DATA ENTRIES
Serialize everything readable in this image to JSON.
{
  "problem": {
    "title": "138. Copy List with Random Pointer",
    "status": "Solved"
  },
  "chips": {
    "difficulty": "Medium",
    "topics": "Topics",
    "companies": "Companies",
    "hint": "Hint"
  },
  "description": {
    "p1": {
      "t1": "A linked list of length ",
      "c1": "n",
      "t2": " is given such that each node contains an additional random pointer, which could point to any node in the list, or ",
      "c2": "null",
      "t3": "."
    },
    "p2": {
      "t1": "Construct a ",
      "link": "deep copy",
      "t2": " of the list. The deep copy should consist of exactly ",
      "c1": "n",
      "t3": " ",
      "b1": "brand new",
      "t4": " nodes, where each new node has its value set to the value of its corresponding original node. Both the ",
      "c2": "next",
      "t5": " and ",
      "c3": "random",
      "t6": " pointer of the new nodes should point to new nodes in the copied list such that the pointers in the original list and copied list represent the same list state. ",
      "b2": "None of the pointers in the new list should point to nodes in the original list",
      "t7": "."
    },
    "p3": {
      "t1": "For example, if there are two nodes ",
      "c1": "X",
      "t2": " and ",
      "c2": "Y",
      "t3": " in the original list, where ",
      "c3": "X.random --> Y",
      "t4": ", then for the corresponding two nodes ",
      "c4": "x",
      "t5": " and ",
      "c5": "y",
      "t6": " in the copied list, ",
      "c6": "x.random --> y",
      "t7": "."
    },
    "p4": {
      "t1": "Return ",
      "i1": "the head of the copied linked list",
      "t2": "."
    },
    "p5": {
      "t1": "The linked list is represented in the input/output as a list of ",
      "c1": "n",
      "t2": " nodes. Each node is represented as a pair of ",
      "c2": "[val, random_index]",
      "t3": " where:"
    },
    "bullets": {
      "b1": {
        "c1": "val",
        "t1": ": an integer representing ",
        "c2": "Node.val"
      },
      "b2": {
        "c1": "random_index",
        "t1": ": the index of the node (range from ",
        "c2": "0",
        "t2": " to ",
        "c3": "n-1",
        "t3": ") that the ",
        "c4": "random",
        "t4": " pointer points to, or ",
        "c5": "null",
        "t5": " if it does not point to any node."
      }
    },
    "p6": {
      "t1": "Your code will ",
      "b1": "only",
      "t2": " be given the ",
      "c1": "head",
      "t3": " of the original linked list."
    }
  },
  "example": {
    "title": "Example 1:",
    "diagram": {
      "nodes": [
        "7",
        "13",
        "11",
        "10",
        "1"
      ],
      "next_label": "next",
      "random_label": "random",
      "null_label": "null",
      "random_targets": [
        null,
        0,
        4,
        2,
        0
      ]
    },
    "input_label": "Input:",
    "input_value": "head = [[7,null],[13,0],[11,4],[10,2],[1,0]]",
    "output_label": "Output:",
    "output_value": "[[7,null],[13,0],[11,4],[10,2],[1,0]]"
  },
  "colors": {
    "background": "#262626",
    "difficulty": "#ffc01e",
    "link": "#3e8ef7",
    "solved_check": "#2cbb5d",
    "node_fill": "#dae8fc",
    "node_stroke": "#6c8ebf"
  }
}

PROBLEM TO SOLVE
Restate every record exactly, leaving nothing out.

WRITTEN SOLUTION
Serialize everything readable in this image to JSON.
{
  "problem": {
    "title": "138. Copy List with Random Pointer",
    "status": "Solved"
  },
  "chips": {
    "difficulty": "Medium",
    "topics": "Topics",
    "companies": "Companies",
    "hint": "Hint"
  },
  "description": {
    "p1": {
      "t1": "A linked list of length ",
      "c1": "n",
      "t2": " is given such that each node contains an additional random pointer, which could point to any node in the list, or ",
      "c2": "null",
      "t3": "."
    },
    "p2": {
      "t1": "Construct a ",
      "link": "deep copy",
      "t2": " of the list. The deep copy should consist of exactly ",
      "c1": "n",
      "t3": " ",
      "b1": "brand new",
      "t4": " nodes, where each new node has its value set to the value of its corresponding original node. Both the ",
      "c2": "next",
      "t5": " and ",
      "c3": "random",
      "t6": " pointer of the new nodes should point to new nodes in the copied list such that the pointers in the original list and copied list represent the same list state. ",
      "b2": "None of the pointers in the new list should point to nodes in the original list",
      "t7": "."
    },
    "p3": {
      "t1": "For example, if there are two nodes ",
      "c1": "X",
      "t2": " and ",
      "c2": "Y",
      "t3": " in the original list, where ",
      "c3": "X.random --> Y",
      "t4": ", then for the corresponding two nodes ",
      "c4": "x",
      "t5": " and ",
      "c5": "y",
      "t6": " in the copied list, ",
      "c6": "x.random --> y",
      "t7": "."
    },
    "p4": {
      "t1": "Return ",
      "i1": "the head of the copied linked list",
      "t2": "."
    },
    "p5": {
      "t1": "The linked list is represented in the input/output as a list of ",
      "c1": "n",
      "t2": " nodes. Each node is represented as a pair of ",
      "c2": "[val, random_index]",
      "t3": " where:"
    },
    "bullets": {
      "b1": {
        "c1": "val",
        "t1": ": an integer representing ",
        "c2": "Node.val"
      },
      "b2": {
        "c1": "random_index",
        "t1": ": the index of the node (range from ",
        "c2": "0",
        "t2": " to ",
        "c3": "n-1",
        "t3": ") that the ",
        "c4": "random",
        "t4": " pointer points to, or ",
        "c5": "null",
        "t5": " if it does not point to any node."
      }
    },
    "p6": {
      "t1": "Your code will ",
      "b1": "only",
      "t2": " be given the ",
      "c1": "head",
      "t3": " of the original linked list."
    }
  },
  "example": {
    "title": "Example 1:",
    "diagram": {
      "nodes": [
        "7",
        "13",
        "11",
        "10",
        "1"
      ],
      "next_label": "next",
      "random_label": "random",
      "null_label": "null",
      "random_targets": [
        null,
        0,
        4,
        2,
        0
      ]
    },
    "input_label": "Input:",
    "input_value": "head = [[7,null],[13,0],[11,4],[10,2],[1,0]]",
    "output_label": "Output:",
    "output_value": "[[7,null],[13,0],[11,4],[10,2],[1,0]]"
  },
  "colors": {
    "background": "#262626",
    "difficulty": "#ffc01e",
    "link": "#3e8ef7",
    "solved_check": "#2cbb5d",
    "node_fill": "#dae8fc",
    "node_stroke": "#6c8ebf"
  }
}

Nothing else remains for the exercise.